PROBLEM DESCRIPTION
Gather from the listing below each line that includes the word "Adspend", and copy it.

ITEMS

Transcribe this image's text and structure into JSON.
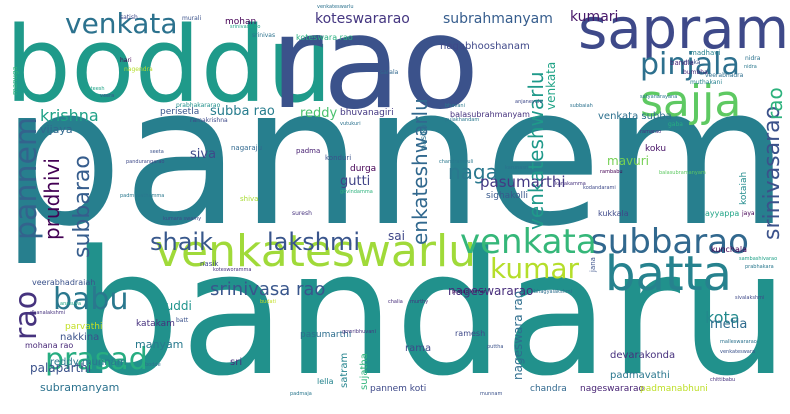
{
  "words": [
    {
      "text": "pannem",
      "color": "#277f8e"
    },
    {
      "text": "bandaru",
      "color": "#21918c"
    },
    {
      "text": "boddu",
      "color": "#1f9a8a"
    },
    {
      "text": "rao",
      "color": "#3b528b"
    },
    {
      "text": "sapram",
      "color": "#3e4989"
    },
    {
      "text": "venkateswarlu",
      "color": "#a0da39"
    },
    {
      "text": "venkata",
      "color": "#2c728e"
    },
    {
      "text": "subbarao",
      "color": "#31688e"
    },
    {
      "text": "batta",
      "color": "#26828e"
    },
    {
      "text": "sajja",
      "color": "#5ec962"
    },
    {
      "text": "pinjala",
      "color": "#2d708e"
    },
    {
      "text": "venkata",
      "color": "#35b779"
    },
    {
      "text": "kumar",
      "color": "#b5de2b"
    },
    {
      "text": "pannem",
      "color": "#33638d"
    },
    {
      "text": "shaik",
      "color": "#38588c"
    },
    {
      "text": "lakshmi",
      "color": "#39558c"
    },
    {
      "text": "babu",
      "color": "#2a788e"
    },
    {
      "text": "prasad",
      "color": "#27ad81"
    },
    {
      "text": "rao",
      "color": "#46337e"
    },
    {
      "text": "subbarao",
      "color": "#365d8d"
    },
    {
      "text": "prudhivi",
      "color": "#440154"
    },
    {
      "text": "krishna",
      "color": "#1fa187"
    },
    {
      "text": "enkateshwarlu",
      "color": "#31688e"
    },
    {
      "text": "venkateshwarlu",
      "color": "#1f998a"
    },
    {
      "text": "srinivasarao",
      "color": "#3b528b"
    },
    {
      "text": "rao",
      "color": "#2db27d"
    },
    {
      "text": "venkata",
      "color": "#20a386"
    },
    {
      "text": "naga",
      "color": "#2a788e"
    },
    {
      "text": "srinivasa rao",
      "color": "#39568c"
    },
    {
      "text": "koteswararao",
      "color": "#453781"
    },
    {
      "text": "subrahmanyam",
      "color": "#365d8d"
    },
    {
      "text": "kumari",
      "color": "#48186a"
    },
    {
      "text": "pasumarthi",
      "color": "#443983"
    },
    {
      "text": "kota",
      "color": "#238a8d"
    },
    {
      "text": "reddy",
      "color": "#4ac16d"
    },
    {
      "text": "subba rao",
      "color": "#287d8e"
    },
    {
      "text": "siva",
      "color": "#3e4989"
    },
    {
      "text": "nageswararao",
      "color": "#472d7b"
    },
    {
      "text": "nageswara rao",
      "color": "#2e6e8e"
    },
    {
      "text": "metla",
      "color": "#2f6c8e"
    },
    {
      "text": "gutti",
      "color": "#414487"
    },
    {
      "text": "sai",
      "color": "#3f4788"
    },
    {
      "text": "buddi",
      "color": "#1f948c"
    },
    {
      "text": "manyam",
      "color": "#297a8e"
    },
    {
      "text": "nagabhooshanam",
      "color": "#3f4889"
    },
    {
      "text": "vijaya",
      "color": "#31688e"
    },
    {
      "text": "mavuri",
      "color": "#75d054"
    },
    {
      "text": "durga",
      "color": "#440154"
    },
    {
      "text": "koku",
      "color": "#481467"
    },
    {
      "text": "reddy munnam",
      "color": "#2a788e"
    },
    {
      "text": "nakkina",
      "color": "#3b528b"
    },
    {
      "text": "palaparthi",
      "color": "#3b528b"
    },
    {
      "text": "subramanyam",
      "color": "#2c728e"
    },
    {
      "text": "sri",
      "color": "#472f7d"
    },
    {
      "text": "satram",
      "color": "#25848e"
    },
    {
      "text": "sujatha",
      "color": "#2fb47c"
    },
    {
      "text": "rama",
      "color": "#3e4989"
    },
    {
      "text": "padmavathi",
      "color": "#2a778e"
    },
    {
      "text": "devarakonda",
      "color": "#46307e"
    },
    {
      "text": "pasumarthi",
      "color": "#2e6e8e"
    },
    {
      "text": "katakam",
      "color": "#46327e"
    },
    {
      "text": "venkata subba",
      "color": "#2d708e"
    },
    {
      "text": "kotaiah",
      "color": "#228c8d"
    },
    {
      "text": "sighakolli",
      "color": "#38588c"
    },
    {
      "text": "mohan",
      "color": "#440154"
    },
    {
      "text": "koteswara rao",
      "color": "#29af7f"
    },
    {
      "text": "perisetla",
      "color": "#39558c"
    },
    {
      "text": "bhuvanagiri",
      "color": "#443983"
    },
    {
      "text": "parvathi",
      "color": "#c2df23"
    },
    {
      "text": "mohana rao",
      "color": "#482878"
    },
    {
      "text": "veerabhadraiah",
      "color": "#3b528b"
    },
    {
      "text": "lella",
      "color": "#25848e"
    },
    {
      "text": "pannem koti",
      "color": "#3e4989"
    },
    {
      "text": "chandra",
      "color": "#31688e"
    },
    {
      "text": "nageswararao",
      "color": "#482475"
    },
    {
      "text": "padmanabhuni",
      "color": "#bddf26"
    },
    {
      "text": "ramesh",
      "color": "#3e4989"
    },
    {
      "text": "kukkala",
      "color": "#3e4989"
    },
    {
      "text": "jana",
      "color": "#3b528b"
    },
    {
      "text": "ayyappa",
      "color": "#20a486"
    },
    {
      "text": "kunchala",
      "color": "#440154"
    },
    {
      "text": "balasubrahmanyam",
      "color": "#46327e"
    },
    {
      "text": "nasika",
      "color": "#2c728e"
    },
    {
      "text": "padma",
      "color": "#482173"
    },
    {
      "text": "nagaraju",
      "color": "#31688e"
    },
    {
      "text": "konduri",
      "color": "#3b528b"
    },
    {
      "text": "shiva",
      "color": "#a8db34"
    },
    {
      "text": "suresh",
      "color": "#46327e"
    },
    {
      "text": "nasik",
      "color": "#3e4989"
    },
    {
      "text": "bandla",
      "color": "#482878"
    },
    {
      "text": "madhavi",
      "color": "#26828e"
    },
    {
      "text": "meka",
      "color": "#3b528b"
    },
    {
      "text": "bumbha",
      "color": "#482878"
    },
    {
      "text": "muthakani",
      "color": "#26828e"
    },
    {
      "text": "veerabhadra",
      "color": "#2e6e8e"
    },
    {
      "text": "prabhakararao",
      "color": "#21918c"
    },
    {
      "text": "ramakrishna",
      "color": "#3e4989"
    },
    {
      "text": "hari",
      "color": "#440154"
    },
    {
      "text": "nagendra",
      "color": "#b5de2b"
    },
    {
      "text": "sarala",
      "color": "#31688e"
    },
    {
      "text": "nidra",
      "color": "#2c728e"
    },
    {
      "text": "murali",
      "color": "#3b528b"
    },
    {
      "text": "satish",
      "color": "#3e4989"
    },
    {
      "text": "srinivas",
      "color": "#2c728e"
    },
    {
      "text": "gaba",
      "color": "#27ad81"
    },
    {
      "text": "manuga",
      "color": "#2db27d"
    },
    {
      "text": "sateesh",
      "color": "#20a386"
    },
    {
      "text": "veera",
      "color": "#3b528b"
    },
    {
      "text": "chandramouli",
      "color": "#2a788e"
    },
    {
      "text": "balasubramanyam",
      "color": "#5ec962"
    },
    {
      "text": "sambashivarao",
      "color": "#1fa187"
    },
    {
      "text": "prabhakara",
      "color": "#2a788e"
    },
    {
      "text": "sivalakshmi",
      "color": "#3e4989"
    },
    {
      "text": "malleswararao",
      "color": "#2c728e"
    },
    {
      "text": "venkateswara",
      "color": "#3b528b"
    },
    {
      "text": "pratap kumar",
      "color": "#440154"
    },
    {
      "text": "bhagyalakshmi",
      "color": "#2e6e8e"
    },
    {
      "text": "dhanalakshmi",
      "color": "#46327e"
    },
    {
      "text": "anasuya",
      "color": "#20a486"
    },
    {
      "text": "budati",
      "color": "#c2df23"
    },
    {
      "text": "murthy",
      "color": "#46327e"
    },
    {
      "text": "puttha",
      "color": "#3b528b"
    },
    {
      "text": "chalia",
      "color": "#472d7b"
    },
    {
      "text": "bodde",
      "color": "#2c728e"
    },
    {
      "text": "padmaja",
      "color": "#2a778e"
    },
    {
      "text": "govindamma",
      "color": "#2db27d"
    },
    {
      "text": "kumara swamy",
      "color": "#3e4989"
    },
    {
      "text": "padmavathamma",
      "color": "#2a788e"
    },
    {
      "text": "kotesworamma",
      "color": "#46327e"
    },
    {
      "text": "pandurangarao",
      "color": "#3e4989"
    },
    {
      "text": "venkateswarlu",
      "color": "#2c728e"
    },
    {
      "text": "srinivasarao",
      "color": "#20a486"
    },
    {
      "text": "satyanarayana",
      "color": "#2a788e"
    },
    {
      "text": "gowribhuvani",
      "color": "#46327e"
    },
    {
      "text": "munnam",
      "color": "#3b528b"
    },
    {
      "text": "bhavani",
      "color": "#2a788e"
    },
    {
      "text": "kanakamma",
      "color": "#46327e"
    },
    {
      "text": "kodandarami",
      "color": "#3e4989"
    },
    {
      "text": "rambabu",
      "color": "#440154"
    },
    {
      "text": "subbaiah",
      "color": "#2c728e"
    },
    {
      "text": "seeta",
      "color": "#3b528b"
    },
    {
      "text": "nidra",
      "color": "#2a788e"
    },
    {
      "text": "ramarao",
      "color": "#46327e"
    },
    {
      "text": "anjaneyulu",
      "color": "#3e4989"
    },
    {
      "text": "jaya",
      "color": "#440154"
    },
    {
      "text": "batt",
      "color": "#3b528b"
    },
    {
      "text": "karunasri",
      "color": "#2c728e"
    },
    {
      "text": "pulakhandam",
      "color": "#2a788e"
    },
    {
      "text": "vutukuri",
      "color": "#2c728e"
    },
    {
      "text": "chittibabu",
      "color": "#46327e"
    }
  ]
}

==

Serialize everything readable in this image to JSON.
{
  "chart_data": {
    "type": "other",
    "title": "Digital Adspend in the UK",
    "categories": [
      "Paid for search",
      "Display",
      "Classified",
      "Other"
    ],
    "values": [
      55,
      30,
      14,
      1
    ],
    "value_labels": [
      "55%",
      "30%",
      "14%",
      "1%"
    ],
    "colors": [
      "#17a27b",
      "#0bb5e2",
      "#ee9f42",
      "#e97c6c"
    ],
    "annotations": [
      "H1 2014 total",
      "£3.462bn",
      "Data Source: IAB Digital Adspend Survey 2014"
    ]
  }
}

REPLY TO THE EXERCISE
    "title": "Digital Adspend in the UK",
      "Data Source: IAB Digital Adspend Survey 2014"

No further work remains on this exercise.